* _REQUIRED WORK_: Without changing a single word, write out every entry.

[Stored items from a collection]
-*-

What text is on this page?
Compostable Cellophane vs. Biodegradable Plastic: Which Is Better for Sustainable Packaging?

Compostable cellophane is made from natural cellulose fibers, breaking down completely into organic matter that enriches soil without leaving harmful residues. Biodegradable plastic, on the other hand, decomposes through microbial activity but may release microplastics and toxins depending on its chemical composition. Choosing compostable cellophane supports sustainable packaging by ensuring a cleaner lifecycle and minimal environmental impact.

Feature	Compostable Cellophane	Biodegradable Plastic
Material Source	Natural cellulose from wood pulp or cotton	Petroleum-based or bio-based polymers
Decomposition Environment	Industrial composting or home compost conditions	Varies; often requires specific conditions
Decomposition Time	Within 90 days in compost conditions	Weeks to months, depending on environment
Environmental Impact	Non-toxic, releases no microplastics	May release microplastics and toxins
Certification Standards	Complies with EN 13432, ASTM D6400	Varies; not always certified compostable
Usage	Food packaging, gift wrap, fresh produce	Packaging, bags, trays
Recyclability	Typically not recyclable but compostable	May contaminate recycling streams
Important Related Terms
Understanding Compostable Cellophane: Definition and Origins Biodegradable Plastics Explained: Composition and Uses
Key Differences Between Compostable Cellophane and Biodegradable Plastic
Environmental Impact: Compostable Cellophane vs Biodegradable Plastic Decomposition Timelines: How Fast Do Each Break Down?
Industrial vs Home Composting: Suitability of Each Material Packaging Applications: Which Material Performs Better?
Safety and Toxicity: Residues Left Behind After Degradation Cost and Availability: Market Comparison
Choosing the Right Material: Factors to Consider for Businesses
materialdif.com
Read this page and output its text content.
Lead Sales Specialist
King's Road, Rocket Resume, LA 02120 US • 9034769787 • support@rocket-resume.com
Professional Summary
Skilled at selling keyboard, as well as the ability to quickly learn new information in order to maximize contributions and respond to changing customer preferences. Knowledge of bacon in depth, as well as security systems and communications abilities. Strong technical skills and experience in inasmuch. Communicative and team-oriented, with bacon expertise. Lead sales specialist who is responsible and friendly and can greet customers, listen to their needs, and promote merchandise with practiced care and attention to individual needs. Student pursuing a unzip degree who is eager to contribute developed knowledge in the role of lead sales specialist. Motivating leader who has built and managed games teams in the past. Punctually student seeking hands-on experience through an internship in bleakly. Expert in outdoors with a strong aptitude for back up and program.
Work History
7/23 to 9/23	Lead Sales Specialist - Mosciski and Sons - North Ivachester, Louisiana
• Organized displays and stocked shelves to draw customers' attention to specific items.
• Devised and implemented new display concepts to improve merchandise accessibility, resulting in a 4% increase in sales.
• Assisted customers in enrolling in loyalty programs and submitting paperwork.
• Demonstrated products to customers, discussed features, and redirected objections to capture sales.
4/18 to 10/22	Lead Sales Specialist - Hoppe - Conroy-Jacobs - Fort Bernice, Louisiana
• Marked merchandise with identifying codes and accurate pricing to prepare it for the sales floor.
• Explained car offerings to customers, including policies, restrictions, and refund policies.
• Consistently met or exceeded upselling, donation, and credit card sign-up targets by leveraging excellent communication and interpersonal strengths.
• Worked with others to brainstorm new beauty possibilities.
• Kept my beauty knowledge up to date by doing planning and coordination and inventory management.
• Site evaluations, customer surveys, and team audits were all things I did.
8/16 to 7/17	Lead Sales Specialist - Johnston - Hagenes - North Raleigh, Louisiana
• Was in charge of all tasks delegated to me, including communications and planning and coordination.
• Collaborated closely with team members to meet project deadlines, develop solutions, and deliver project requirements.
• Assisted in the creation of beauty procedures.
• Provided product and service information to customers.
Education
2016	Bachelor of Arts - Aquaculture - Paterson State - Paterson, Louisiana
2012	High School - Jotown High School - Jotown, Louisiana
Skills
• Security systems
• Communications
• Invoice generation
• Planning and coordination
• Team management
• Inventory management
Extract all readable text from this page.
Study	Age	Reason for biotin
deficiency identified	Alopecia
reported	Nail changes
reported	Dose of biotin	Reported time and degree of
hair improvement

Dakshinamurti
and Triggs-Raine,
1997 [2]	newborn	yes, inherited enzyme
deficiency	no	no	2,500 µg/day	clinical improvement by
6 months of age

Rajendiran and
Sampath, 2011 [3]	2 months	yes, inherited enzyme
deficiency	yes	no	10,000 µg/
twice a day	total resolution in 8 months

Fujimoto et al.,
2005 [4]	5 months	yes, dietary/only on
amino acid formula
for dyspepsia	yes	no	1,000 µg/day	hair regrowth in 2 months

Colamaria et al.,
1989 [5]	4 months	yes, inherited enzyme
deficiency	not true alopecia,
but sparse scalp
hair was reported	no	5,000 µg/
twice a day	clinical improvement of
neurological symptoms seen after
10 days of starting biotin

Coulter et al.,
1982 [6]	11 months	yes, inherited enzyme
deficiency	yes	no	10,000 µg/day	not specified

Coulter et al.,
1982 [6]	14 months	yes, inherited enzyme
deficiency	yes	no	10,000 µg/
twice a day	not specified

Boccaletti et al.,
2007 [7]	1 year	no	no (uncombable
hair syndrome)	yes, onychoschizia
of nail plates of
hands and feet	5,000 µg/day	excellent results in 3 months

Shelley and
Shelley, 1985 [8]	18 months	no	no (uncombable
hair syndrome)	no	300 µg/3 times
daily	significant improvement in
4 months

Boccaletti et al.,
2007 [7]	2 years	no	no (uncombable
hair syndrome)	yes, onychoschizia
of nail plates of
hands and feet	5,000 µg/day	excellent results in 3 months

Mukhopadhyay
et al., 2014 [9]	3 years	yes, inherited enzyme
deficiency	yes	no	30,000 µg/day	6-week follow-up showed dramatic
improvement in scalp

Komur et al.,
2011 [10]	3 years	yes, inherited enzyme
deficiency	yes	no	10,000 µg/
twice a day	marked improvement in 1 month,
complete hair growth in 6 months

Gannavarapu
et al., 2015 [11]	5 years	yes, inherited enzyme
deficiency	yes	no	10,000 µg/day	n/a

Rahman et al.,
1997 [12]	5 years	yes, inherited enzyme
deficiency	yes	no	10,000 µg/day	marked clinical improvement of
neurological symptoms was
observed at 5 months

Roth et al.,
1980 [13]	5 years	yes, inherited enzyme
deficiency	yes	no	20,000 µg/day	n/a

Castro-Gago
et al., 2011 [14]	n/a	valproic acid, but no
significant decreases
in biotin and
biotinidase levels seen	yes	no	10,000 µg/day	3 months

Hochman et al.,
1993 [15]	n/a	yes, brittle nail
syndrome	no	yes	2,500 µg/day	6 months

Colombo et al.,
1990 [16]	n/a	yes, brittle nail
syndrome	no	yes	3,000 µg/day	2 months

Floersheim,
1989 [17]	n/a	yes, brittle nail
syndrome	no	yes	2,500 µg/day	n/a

-*-

* _RESPONSE TO THE EXERCISE_:
What text is on this page?
Compostable Cellophane vs. Biodegradable Plastic: Which Is Better for Sustainable Packaging?

Compostable cellophane is made from natural cellulose fibers, breaking down completely into organic matter that enriches soil without leaving harmful residues. Biodegradable plastic, on the other hand, decomposes through microbial activity but may release microplastics and toxins depending on its chemical composition. Choosing compostable cellophane supports sustainable packaging by ensuring a cleaner lifecycle and minimal environmental impact.

Feature	Compostable Cellophane	Biodegradable Plastic
Material Source	Natural cellulose from wood pulp or cotton	Petroleum-based or bio-based polymers
Decomposition Environment	Industrial composting or home compost conditions	Varies; often requires specific conditions
Decomposition Time	Within 90 days in compost conditions	Weeks to months, depending on environment
Environmental Impact	Non-toxic, releases no microplastics	May release microplastics and toxins
Certification Standards	Complies with EN 13432, ASTM D6400	Varies; not always certified compostable
Usage	Food packaging, gift wrap, fresh produce	Packaging, bags, trays
Recyclability	Typically not recyclable but compostable	May contaminate recycling streams
Important Related Terms
Understanding Compostable Cellophane: Definition and Origins Biodegradable Plastics Explained: Composition and Uses
Key Differences Between Compostable Cellophane and Biodegradable Plastic
Environmental Impact: Compostable Cellophane vs Biodegradable Plastic Decomposition Timelines: How Fast Do Each Break Down?
Industrial vs Home Composting: Suitability of Each Material Packaging Applications: Which Material Performs Better?
Safety and Toxicity: Residues Left Behind After Degradation Cost and Availability: Market Comparison
Choosing the Right Material: Factors to Consider for Businesses
materialdif.com
Read this page and output its text content.
Lead Sales Specialist
King's Road, Rocket Resume, LA 02120 US • 9034769787 • support@rocket-resume.com
Professional Summary
Skilled at selling keyboard, as well as the ability to quickly learn new information in order to maximize contributions and respond to changing customer preferences. Knowledge of bacon in depth, as well as security systems and communications abilities. Strong technical skills and experience in inasmuch. Communicative and team-oriented, with bacon expertise. Lead sales specialist who is responsible and friendly and can greet customers, listen to their needs, and promote merchandise with practiced care and attention to individual needs. Student pursuing a unzip degree who is eager to contribute developed knowledge in the role of lead sales specialist. Motivating leader who has built and managed games teams in the past. Punctually student seeking hands-on experience through an internship in bleakly. Expert in outdoors with a strong aptitude for back up and program.
Work History
7/23 to 9/23	Lead Sales Specialist - Mosciski and Sons - North Ivachester, Louisiana
• Organized displays and stocked shelves to draw customers' attention to specific items.
• Devised and implemented new display concepts to improve merchandise accessibility, resulting in a 4% increase in sales.
• Assisted customers in enrolling in loyalty programs and submitting paperwork.
• Demonstrated products to customers, discussed features, and redirected objections to capture sales.
4/18 to 10/22	Lead Sales Specialist - Hoppe - Conroy-Jacobs - Fort Bernice, Louisiana
• Marked merchandise with identifying codes and accurate pricing to prepare it for the sales floor.
• Explained car offerings to customers, including policies, restrictions, and refund policies.
• Consistently met or exceeded upselling, donation, and credit card sign-up targets by leveraging excellent communication and interpersonal strengths.
• Worked with others to brainstorm new beauty possibilities.
• Kept my beauty knowledge up to date by doing planning and coordination and inventory management.
• Site evaluations, customer surveys, and team audits were all things I did.
8/16 to 7/17	Lead Sales Specialist - Johnston - Hagenes - North Raleigh, Louisiana
• Was in charge of all tasks delegated to me, including communications and planning and coordination.
• Collaborated closely with team members to meet project deadlines, develop solutions, and deliver project requirements.
• Assisted in the creation of beauty procedures.
• Provided product and service information to customers.
Education
2016	Bachelor of Arts - Aquaculture - Paterson State - Paterson, Louisiana
2012	High School - Jotown High School - Jotown, Louisiana
Skills
• Security systems
• Communications
• Invoice generation
• Planning and coordination
• Team management
• Inventory management
Extract all readable text from this page.
Study	Age	Reason for biotin
deficiency identified	Alopecia
reported	Nail changes
reported	Dose of biotin	Reported time and degree of
hair improvement

Dakshinamurti
and Triggs-Raine,
1997 [2]	newborn	yes, inherited enzyme
deficiency	no	no	2,500 µg/day	clinical improvement by
6 months of age

Rajendiran and
Sampath, 2011 [3]	2 months	yes, inherited enzyme
deficiency	yes	no	10,000 µg/
twice a day	total resolution in 8 months

Fujimoto et al.,
2005 [4]	5 months	yes, dietary/only on
amino acid formula
for dyspepsia	yes	no	1,000 µg/day	hair regrowth in 2 months

Colamaria et al.,
1989 [5]	4 months	yes, inherited enzyme
deficiency	not true alopecia,
but sparse scalp
hair was reported	no	5,000 µg/
twice a day	clinical improvement of
neurological symptoms seen after
10 days of starting biotin

Coulter et al.,
1982 [6]	11 months	yes, inherited enzyme
deficiency	yes	no	10,000 µg/day	not specified

Coulter et al.,
1982 [6]	14 months	yes, inherited enzyme
deficiency	yes	no	10,000 µg/
twice a day	not specified

Boccaletti et al.,
2007 [7]	1 year	no	no (uncombable
hair syndrome)	yes, onychoschizia
of nail plates of
hands and feet	5,000 µg/day	excellent results in 3 months

Shelley and
Shelley, 1985 [8]	18 months	no	no (uncombable
hair syndrome)	no	300 µg/3 times
daily	significant improvement in
4 months

Boccaletti et al.,
2007 [7]	2 years	no	no (uncombable
hair syndrome)	yes, onychoschizia
of nail plates of
hands and feet	5,000 µg/day	excellent results in 3 months

Mukhopadhyay
et al., 2014 [9]	3 years	yes, inherited enzyme
deficiency	yes	no	30,000 µg/day	6-week follow-up showed dramatic
improvement in scalp

Komur et al.,
2011 [10]	3 years	yes, inherited enzyme
deficiency	yes	no	10,000 µg/
twice a day	marked improvement in 1 month,
complete hair growth in 6 months

Gannavarapu
et al., 2015 [11]	5 years	yes, inherited enzyme
deficiency	yes	no	10,000 µg/day	n/a

Rahman et al.,
1997 [12]	5 years	yes, inherited enzyme
deficiency	yes	no	10,000 µg/day	marked clinical improvement of
neurological symptoms was
observed at 5 months

Roth et al.,
1980 [13]	5 years	yes, inherited enzyme
deficiency	yes	no	20,000 µg/day	n/a

Castro-Gago
et al., 2011 [14]	n/a	valproic acid, but no
significant decreases
in biotin and
biotinidase levels seen	yes	no	10,000 µg/day	3 months

Hochman et al.,
1993 [15]	n/a	yes, brittle nail
syndrome	no	yes	2,500 µg/day	6 months

Colombo et al.,
1990 [16]	n/a	yes, brittle nail
syndrome	no	yes	3,000 µg/day	2 months

Floersheim,
1989 [17]	n/a	yes, brittle nail
syndrome	no	yes	2,500 µg/day	n/a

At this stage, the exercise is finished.